═══ Records for the exercise ═══

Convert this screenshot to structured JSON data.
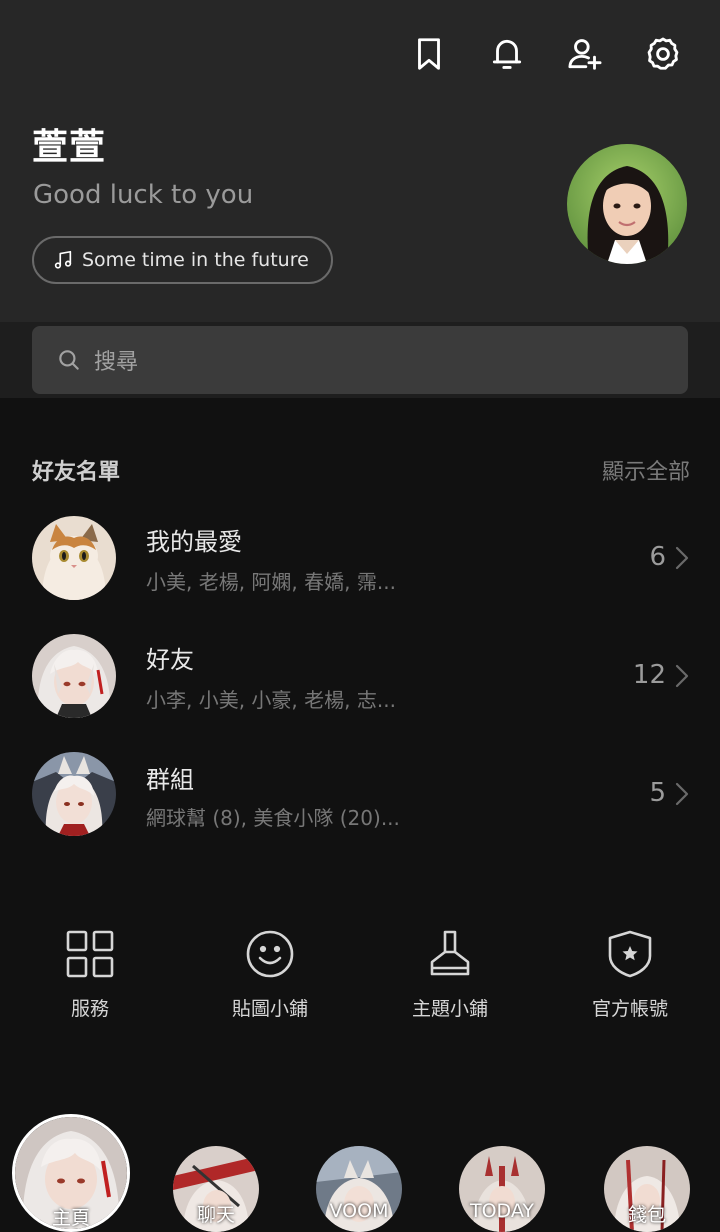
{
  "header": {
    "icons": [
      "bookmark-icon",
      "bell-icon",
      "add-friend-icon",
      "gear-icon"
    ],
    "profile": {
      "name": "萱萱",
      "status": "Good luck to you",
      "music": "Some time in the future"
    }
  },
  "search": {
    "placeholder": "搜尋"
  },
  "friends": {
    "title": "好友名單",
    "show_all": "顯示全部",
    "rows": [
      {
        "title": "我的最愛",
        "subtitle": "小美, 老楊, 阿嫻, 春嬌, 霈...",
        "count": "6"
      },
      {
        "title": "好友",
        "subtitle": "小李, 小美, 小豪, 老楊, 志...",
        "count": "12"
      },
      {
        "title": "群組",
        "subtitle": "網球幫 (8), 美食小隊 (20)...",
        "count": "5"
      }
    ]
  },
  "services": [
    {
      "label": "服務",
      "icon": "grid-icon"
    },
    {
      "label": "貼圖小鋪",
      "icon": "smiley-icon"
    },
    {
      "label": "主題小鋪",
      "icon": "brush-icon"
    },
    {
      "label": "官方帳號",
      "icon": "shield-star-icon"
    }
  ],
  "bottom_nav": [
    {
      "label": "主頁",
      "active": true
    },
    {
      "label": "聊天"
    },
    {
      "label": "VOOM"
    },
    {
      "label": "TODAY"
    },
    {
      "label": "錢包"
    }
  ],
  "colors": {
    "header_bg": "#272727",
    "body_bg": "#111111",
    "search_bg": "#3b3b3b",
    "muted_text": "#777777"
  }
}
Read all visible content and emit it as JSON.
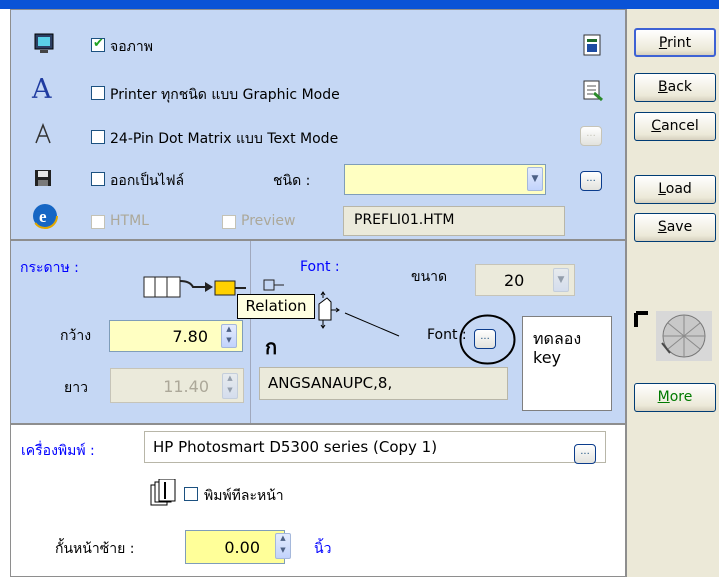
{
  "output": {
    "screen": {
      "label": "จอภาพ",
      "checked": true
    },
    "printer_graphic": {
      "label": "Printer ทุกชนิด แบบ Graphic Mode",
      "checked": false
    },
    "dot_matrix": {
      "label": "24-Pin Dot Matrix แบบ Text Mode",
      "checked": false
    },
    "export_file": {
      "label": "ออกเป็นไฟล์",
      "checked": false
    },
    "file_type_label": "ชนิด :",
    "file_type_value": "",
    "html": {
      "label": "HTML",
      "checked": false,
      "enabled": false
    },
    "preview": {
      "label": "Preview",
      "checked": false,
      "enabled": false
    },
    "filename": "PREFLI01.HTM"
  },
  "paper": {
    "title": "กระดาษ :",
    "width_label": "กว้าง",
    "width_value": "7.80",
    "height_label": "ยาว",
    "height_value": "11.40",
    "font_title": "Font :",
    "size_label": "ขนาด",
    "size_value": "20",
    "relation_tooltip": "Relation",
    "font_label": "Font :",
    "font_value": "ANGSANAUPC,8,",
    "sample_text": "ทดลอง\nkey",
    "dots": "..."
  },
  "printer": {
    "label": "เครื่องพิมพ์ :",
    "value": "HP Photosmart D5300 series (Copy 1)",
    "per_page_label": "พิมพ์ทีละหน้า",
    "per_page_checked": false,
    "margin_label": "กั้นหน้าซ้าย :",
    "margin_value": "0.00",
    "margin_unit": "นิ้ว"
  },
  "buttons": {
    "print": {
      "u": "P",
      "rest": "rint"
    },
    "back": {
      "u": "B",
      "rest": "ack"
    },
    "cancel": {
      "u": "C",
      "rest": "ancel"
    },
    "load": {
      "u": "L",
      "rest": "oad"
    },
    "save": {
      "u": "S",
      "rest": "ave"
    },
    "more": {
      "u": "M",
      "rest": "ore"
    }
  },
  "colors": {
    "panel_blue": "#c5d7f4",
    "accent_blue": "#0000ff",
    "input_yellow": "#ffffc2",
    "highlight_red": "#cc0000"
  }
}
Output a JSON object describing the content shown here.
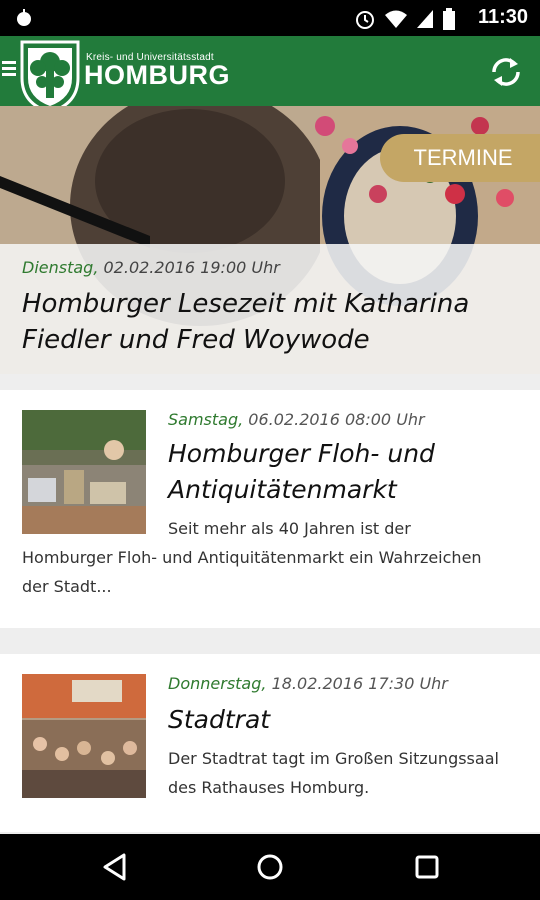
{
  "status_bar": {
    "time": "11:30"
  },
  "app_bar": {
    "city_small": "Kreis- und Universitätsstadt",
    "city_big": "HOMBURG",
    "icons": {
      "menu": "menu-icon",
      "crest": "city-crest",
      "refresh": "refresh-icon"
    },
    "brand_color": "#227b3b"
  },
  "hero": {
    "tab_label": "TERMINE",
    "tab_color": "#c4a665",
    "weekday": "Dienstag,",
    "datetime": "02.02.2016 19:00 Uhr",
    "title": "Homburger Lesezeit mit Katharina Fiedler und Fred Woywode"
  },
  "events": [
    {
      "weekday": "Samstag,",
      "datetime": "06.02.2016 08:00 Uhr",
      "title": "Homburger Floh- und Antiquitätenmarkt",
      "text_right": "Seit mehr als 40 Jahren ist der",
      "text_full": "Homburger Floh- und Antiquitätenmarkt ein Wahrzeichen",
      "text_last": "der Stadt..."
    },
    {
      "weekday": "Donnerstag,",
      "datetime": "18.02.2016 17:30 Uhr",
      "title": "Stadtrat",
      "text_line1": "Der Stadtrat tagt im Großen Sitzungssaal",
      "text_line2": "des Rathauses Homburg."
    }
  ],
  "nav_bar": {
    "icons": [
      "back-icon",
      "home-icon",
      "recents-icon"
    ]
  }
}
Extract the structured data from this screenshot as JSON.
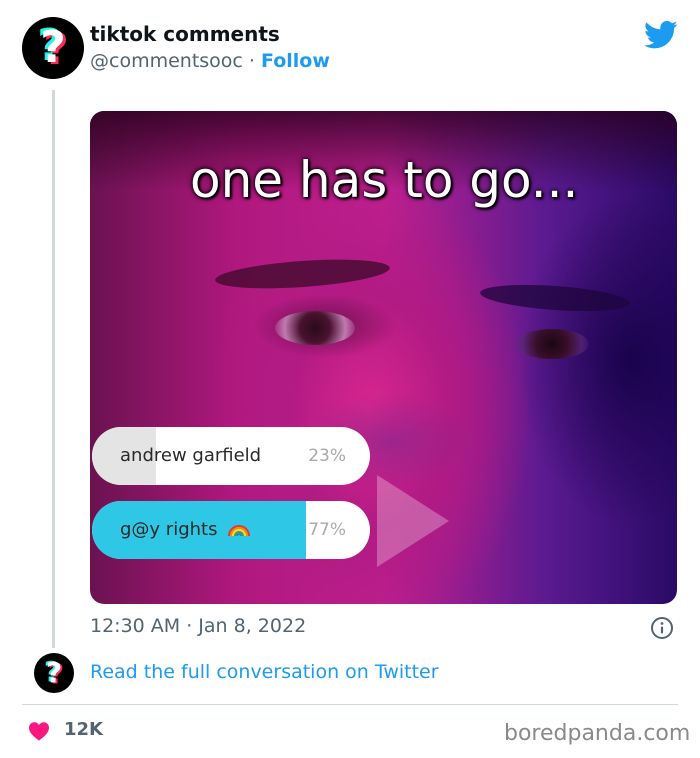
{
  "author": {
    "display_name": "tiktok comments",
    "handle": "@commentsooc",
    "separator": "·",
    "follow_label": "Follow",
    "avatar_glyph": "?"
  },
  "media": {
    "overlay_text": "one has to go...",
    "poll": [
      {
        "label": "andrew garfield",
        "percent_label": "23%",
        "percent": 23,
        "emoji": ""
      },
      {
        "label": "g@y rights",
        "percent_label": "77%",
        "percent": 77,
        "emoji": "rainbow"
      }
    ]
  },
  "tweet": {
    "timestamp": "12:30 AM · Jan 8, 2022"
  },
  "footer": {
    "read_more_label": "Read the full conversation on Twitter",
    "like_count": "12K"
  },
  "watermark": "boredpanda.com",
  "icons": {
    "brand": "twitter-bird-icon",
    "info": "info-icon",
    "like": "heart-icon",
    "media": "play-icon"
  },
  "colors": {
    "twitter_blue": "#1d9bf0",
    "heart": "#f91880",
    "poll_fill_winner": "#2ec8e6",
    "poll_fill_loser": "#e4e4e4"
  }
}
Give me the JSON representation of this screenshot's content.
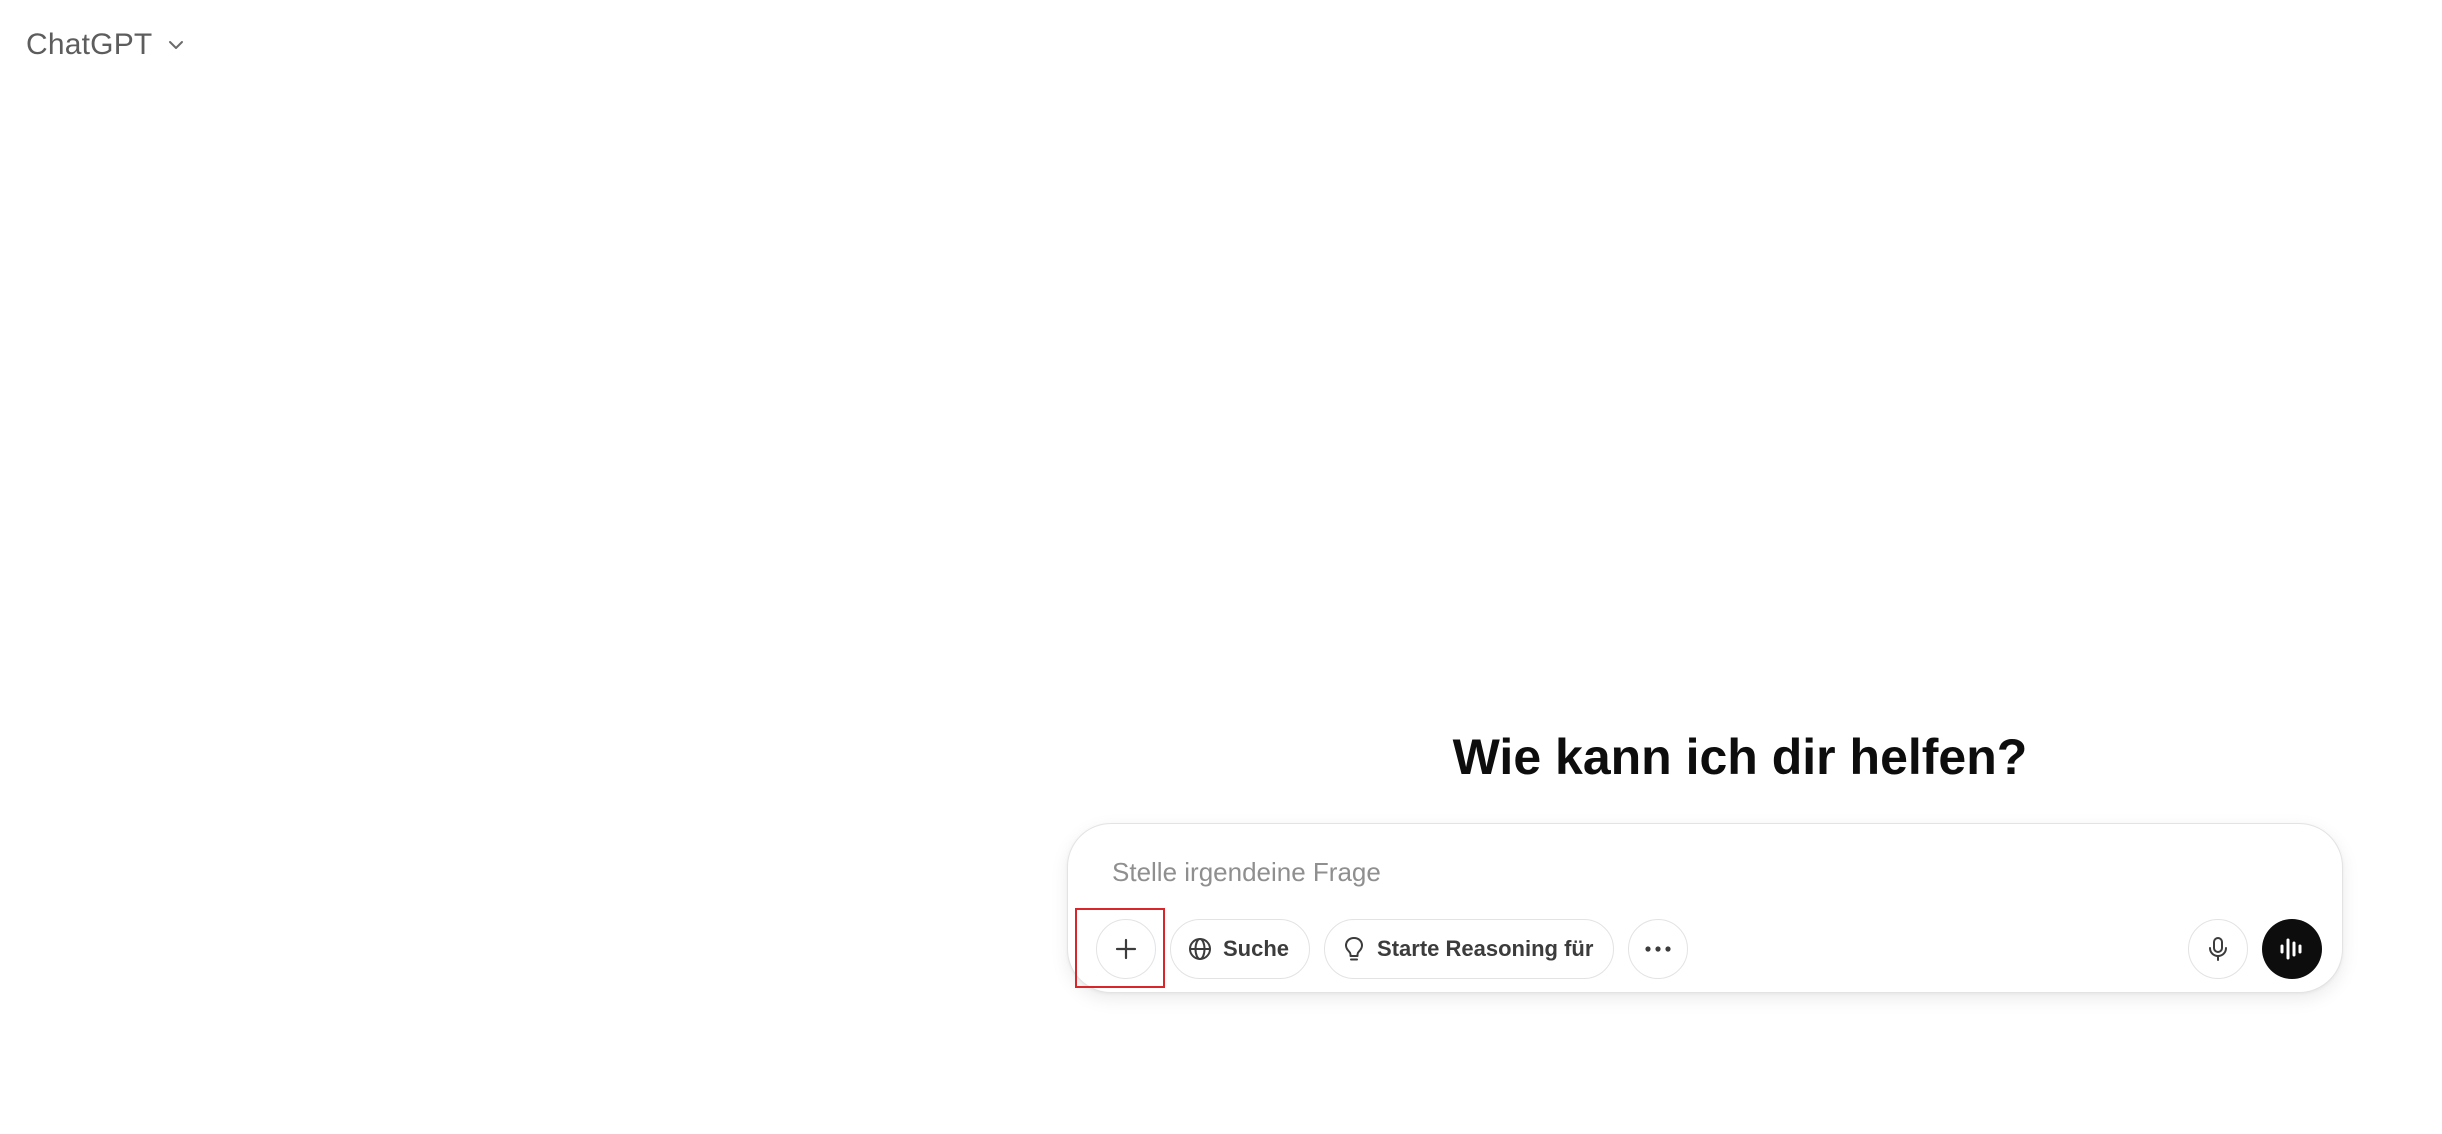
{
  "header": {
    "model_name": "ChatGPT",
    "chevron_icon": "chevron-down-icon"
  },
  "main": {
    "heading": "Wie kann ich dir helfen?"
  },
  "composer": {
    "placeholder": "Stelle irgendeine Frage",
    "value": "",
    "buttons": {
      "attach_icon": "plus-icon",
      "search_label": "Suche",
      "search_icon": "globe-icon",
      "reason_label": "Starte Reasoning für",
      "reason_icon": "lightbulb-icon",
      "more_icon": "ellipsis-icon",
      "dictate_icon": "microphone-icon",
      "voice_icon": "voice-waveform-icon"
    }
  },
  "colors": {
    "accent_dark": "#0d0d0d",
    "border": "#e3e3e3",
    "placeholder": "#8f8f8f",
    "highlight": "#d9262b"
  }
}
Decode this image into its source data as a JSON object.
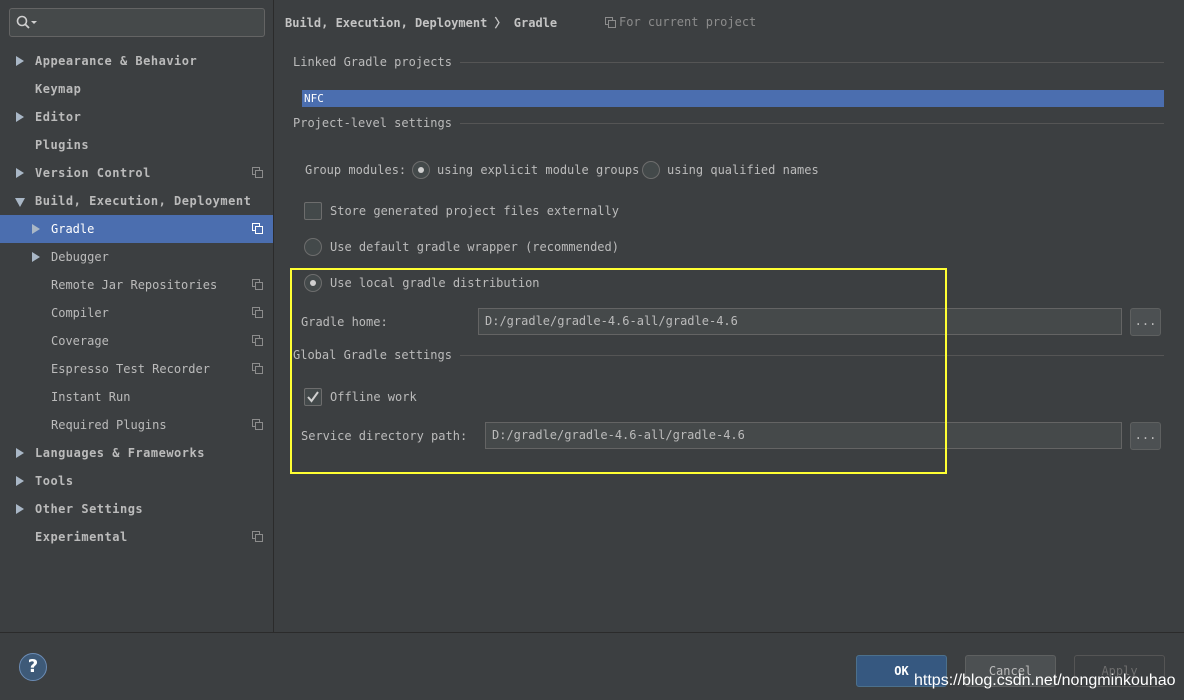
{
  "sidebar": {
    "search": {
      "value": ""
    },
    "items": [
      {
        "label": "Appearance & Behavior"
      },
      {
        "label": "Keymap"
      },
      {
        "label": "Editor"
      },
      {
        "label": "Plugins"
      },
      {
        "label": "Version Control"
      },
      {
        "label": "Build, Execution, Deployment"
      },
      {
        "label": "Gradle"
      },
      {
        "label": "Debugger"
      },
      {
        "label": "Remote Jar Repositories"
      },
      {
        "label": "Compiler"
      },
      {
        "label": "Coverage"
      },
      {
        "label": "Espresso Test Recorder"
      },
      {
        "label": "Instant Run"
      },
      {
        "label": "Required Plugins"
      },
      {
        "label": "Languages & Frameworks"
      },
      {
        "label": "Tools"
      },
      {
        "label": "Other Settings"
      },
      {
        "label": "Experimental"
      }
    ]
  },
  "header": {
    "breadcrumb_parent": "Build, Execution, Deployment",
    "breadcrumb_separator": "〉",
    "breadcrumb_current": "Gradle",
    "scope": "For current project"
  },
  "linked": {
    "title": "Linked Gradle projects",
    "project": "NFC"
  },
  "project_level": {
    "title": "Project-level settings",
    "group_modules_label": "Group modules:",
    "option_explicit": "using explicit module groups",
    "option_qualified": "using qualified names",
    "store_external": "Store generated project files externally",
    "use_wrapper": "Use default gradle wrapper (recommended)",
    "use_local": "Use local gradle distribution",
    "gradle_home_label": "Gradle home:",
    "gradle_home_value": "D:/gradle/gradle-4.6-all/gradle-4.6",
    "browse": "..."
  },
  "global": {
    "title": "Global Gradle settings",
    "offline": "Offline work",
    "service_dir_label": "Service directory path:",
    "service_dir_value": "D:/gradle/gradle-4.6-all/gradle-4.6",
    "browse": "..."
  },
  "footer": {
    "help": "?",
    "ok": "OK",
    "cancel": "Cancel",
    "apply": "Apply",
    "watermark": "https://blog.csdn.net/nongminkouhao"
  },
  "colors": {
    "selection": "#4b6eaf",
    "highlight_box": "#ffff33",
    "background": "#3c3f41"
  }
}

═══

Do this -
List every line above that holds the word "subtitle".

Right answer -
        "subtitle": "小美, 老楊, 阿嫻, 春嬌, 霈...",
        "subtitle": "小李, 小美, 小豪, 老楊, 志...",
        "subtitle": "網球幫 (8), 美食小隊 (20)...",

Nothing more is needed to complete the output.